:: DATA IN THIS EXERCISE ::

==========

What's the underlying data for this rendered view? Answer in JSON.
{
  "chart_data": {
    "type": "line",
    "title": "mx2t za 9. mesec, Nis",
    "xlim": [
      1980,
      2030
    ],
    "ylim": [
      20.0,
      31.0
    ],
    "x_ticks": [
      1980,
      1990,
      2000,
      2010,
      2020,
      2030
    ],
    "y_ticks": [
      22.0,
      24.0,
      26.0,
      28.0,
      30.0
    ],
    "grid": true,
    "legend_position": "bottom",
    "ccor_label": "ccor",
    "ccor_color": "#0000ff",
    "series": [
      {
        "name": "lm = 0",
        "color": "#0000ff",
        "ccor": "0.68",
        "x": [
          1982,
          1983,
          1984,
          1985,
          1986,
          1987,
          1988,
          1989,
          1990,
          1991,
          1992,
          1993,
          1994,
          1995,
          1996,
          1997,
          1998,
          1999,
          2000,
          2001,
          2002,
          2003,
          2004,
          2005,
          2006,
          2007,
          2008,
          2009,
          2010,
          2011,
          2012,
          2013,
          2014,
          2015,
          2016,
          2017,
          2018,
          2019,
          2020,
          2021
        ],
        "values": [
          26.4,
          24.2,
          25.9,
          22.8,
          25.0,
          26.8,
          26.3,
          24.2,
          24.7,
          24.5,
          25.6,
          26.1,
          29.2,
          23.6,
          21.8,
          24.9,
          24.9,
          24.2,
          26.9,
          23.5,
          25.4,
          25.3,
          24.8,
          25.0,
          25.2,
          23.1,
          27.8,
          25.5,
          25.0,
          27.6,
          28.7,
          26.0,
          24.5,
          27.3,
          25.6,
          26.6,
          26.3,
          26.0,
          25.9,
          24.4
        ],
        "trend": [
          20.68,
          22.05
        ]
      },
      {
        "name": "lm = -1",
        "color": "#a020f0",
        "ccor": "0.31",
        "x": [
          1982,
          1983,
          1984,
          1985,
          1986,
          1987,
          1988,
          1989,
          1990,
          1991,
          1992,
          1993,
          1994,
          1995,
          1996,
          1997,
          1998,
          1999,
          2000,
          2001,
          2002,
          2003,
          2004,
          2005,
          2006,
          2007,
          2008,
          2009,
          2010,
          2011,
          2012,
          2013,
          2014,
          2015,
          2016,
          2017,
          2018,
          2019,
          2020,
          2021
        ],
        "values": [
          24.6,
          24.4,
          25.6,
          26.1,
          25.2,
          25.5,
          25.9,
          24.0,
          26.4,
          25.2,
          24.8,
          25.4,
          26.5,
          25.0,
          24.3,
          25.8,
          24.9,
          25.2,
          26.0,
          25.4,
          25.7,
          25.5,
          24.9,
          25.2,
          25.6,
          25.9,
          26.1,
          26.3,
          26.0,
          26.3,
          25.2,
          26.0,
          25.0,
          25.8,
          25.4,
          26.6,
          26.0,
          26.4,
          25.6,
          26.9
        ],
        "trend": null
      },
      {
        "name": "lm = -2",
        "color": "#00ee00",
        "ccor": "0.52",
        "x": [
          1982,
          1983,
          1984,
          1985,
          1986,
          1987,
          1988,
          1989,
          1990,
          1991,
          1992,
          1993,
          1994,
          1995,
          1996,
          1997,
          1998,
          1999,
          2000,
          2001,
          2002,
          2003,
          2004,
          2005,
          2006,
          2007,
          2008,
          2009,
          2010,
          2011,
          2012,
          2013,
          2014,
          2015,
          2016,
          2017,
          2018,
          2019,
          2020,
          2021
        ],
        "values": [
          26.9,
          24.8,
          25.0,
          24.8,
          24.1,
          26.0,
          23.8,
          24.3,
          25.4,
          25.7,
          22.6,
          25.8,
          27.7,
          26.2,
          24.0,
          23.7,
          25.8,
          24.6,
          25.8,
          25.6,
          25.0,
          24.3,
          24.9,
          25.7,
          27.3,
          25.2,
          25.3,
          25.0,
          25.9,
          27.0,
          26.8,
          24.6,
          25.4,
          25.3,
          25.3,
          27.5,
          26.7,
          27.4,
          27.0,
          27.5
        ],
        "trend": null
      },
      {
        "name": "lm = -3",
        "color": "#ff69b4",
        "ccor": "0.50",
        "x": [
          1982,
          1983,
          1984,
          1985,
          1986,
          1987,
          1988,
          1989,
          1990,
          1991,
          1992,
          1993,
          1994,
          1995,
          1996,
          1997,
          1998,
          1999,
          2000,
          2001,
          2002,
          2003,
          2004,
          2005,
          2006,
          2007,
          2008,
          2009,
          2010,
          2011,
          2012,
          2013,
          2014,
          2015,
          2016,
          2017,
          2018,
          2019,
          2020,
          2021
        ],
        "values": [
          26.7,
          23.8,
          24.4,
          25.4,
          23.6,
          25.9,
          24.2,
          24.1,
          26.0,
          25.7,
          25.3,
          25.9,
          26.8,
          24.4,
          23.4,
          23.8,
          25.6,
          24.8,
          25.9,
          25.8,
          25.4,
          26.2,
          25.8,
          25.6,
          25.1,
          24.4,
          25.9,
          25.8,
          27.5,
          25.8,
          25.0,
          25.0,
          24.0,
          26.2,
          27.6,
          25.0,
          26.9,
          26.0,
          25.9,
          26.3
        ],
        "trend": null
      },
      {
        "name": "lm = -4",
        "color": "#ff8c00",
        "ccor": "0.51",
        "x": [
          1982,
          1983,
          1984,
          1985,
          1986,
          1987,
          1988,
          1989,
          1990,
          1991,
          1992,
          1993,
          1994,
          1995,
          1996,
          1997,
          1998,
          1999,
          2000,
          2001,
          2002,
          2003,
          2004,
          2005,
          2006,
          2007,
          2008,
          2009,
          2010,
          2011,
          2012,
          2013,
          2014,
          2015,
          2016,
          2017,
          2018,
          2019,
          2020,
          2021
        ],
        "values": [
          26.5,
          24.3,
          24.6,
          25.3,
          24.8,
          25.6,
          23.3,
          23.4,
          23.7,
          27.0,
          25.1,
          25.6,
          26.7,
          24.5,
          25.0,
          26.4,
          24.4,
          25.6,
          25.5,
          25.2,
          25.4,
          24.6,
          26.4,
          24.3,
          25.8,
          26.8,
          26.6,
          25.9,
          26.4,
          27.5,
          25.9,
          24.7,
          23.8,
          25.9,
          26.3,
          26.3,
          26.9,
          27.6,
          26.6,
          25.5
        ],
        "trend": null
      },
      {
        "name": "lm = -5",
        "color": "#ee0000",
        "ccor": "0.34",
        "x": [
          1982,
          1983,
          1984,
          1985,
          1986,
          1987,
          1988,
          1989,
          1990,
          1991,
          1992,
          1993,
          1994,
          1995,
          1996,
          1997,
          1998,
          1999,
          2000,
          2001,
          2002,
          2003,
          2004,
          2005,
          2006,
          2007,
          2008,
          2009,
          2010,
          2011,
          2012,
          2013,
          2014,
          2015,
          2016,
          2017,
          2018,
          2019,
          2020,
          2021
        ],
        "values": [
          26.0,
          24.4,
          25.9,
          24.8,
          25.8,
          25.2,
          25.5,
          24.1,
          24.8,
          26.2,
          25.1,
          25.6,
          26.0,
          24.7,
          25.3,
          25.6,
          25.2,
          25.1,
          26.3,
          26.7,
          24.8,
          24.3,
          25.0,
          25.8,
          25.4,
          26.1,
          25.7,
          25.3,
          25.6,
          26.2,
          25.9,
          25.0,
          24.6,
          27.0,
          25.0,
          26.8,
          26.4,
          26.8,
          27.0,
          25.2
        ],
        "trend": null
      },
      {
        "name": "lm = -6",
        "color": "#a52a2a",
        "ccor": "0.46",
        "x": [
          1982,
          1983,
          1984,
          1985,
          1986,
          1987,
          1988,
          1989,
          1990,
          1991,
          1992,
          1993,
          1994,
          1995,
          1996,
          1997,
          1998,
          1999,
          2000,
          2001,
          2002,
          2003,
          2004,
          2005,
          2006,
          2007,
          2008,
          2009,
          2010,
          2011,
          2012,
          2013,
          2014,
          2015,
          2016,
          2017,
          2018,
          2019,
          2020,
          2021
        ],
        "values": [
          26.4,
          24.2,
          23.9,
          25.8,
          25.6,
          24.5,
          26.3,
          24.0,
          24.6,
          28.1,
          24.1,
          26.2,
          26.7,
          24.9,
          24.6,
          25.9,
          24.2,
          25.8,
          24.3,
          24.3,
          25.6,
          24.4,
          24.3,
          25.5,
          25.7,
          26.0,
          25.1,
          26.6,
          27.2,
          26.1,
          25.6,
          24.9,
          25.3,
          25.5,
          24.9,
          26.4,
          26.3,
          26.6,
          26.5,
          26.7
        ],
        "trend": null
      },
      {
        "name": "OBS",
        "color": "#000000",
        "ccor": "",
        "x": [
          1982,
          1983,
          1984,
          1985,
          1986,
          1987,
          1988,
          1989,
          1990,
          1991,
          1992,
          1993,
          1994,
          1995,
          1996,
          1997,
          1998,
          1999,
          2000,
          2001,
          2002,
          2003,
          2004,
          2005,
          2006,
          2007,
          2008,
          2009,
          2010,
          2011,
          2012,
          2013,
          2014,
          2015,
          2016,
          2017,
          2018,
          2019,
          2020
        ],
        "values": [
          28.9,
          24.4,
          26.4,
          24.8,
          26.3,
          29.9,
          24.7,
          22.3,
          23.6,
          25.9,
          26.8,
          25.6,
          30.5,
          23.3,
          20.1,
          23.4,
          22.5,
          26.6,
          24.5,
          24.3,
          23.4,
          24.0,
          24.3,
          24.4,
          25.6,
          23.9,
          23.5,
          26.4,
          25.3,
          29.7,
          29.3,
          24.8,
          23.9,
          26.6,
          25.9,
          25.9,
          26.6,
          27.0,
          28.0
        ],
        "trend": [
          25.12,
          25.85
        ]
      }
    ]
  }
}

==========

:: EXERCISE AIM ::
Across the entries, how many lines hold the word "name"? Say only the number.

:: WRITTEN REPLY ::
8